=== DATA PROVIDED ===
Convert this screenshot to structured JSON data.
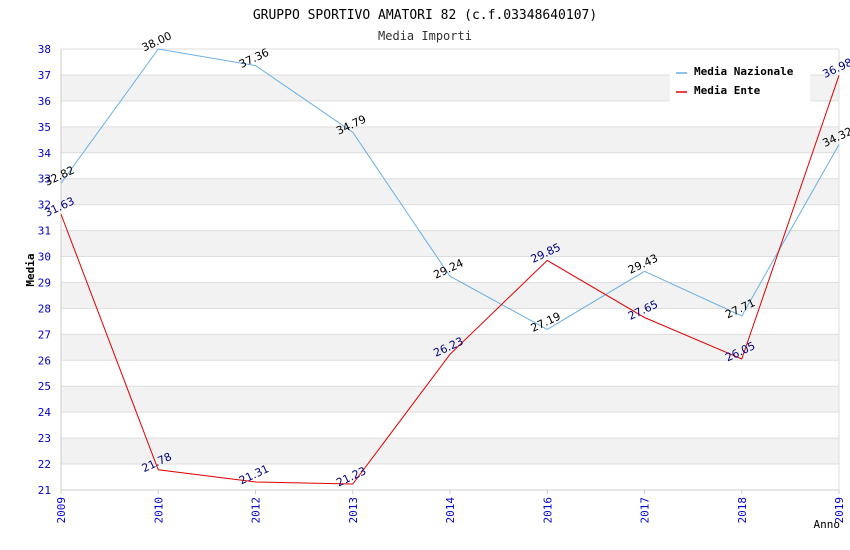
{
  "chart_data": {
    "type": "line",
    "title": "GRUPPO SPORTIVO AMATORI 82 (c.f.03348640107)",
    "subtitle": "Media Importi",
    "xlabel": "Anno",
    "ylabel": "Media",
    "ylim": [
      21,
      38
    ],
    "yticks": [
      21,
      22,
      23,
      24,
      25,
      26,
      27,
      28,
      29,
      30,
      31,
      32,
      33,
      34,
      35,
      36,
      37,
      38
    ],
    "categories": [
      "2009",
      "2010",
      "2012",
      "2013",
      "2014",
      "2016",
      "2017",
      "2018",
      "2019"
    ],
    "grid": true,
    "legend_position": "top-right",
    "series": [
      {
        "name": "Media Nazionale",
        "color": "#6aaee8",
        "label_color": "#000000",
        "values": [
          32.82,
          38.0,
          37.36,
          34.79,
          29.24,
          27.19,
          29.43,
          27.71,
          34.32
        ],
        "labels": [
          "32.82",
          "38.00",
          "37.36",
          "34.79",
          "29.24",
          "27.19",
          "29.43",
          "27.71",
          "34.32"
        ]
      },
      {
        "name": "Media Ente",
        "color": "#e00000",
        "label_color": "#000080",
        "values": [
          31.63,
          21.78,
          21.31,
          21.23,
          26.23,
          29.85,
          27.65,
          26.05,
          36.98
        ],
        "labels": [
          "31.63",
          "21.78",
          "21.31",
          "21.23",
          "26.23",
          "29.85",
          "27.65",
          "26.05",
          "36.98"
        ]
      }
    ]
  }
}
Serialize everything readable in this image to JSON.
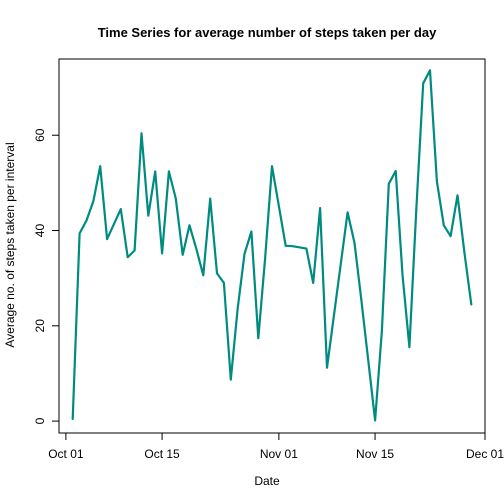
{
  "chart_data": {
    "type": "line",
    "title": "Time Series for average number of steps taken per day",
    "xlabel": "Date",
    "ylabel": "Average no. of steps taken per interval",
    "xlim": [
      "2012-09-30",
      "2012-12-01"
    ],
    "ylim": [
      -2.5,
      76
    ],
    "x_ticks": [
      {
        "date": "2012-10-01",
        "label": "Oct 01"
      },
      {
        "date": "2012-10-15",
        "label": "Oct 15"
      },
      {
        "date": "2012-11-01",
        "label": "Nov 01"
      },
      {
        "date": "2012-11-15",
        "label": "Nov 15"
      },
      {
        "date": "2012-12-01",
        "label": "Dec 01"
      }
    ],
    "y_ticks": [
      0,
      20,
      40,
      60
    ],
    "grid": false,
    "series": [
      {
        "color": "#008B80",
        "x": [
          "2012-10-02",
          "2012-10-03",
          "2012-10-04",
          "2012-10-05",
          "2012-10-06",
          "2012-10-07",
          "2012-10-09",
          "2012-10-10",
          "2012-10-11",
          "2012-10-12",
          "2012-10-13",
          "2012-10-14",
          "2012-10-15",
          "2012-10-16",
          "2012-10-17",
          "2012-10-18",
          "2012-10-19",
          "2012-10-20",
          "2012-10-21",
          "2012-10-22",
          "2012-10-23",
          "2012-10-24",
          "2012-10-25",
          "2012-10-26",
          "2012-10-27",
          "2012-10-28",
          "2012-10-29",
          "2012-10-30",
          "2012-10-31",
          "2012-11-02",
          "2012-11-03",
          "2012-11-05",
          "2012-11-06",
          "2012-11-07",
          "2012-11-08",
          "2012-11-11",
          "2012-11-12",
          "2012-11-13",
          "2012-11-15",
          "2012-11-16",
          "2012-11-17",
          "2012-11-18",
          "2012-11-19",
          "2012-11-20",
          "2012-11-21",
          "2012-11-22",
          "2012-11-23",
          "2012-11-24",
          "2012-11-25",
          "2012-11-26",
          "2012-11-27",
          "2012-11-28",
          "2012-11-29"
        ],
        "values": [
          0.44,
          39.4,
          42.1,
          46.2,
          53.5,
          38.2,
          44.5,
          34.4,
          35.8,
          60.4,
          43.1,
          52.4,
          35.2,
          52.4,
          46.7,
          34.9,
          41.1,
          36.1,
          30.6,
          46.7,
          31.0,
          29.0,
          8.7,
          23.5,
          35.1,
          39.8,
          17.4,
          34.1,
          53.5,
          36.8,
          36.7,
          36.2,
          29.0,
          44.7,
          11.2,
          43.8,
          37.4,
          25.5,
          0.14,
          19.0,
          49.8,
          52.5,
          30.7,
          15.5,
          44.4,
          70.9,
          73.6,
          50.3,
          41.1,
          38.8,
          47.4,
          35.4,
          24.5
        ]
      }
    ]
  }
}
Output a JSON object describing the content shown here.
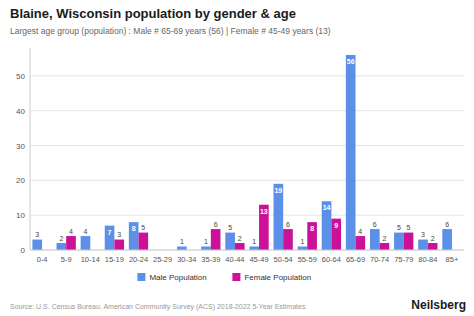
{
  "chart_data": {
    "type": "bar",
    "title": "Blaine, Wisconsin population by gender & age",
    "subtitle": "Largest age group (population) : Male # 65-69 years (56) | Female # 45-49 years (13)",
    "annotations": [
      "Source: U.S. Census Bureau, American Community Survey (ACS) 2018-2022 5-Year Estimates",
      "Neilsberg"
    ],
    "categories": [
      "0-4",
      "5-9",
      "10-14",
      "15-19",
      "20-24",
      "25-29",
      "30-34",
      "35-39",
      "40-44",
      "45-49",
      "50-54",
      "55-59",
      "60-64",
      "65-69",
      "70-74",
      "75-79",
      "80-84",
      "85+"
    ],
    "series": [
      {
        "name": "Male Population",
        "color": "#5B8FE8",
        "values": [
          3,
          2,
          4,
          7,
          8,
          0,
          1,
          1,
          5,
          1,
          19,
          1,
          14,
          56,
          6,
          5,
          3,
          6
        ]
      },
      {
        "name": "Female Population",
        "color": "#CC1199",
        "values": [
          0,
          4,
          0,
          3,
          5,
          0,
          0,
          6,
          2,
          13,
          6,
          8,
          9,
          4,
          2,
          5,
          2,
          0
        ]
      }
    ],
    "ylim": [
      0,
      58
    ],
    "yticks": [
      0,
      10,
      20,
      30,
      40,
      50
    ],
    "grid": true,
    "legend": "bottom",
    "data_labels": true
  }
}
===
In the data above, tally the lines holding "ylabel" and answer with the figure only.

TASK OUTPUT> 2